> **DIRECTIONS**
What follows are records. Restate all of them word for word.
######
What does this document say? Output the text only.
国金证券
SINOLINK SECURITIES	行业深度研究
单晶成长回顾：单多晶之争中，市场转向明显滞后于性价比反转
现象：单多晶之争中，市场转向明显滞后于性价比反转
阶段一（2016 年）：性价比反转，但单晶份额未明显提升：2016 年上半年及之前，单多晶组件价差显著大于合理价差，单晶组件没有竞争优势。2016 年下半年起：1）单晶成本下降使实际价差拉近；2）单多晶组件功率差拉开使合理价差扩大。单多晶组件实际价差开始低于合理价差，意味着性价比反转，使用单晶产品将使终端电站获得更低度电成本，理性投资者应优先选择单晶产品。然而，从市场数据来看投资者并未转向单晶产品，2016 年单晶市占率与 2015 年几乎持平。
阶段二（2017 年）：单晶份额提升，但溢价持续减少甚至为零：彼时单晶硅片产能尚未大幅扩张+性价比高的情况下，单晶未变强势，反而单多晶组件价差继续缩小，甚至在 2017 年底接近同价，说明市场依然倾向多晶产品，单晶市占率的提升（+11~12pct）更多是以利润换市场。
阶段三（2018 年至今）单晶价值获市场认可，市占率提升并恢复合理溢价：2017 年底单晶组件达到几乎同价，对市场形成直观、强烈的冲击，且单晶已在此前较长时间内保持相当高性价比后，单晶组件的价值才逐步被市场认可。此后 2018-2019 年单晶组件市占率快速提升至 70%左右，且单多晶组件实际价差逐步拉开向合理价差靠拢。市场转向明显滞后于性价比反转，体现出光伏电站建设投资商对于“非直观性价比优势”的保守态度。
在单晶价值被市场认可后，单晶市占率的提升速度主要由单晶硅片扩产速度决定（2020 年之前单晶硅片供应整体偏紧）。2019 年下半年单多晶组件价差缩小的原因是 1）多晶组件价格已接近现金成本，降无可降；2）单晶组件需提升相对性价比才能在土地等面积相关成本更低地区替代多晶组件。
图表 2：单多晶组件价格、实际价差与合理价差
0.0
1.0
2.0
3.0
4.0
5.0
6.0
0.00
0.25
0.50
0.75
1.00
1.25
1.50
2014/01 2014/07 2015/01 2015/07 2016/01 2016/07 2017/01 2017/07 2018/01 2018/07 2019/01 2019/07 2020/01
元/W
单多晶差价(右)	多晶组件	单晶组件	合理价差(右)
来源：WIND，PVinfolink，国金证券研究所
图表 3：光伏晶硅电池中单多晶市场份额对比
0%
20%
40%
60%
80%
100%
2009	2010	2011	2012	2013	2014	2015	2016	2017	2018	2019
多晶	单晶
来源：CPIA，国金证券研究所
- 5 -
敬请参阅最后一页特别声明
######
> **ANSWER TO THE TASK**
What does this document say? Output the text only.
国金证券
SINOLINK SECURITIES	行业深度研究
单晶成长回顾：单多晶之争中，市场转向明显滞后于性价比反转
现象：单多晶之争中，市场转向明显滞后于性价比反转
阶段一（2016 年）：性价比反转，但单晶份额未明显提升：2016 年上半年及之前，单多晶组件价差显著大于合理价差，单晶组件没有竞争优势。2016 年下半年起：1）单晶成本下降使实际价差拉近；2）单多晶组件功率差拉开使合理价差扩大。单多晶组件实际价差开始低于合理价差，意味着性价比反转，使用单晶产品将使终端电站获得更低度电成本，理性投资者应优先选择单晶产品。然而，从市场数据来看投资者并未转向单晶产品，2016 年单晶市占率与 2015 年几乎持平。
阶段二（2017 年）：单晶份额提升，但溢价持续减少甚至为零：彼时单晶硅片产能尚未大幅扩张+性价比高的情况下，单晶未变强势，反而单多晶组件价差继续缩小，甚至在 2017 年底接近同价，说明市场依然倾向多晶产品，单晶市占率的提升（+11~12pct）更多是以利润换市场。
阶段三（2018 年至今）单晶价值获市场认可，市占率提升并恢复合理溢价：2017 年底单晶组件达到几乎同价，对市场形成直观、强烈的冲击，且单晶已在此前较长时间内保持相当高性价比后，单晶组件的价值才逐步被市场认可。此后 2018-2019 年单晶组件市占率快速提升至 70%左右，且单多晶组件实际价差逐步拉开向合理价差靠拢。市场转向明显滞后于性价比反转，体现出光伏电站建设投资商对于“非直观性价比优势”的保守态度。
在单晶价值被市场认可后，单晶市占率的提升速度主要由单晶硅片扩产速度决定（2020 年之前单晶硅片供应整体偏紧）。2019 年下半年单多晶组件价差缩小的原因是 1）多晶组件价格已接近现金成本，降无可降；2）单晶组件需提升相对性价比才能在土地等面积相关成本更低地区替代多晶组件。
图表 2：单多晶组件价格、实际价差与合理价差
0.0
1.0
2.0
3.0
4.0
5.0
6.0
0.00
0.25
0.50
0.75
1.00
1.25
1.50
2014/01 2014/07 2015/01 2015/07 2016/01 2016/07 2017/01 2017/07 2018/01 2018/07 2019/01 2019/07 2020/01
元/W
单多晶差价(右)	多晶组件	单晶组件	合理价差(右)
来源：WIND，PVinfolink，国金证券研究所
图表 3：光伏晶硅电池中单多晶市场份额对比
0%
20%
40%
60%
80%
100%
2009	2010	2011	2012	2013	2014	2015	2016	2017	2018	2019
多晶	单晶
来源：CPIA，国金证券研究所
- 5 -
敬请参阅最后一页特别声明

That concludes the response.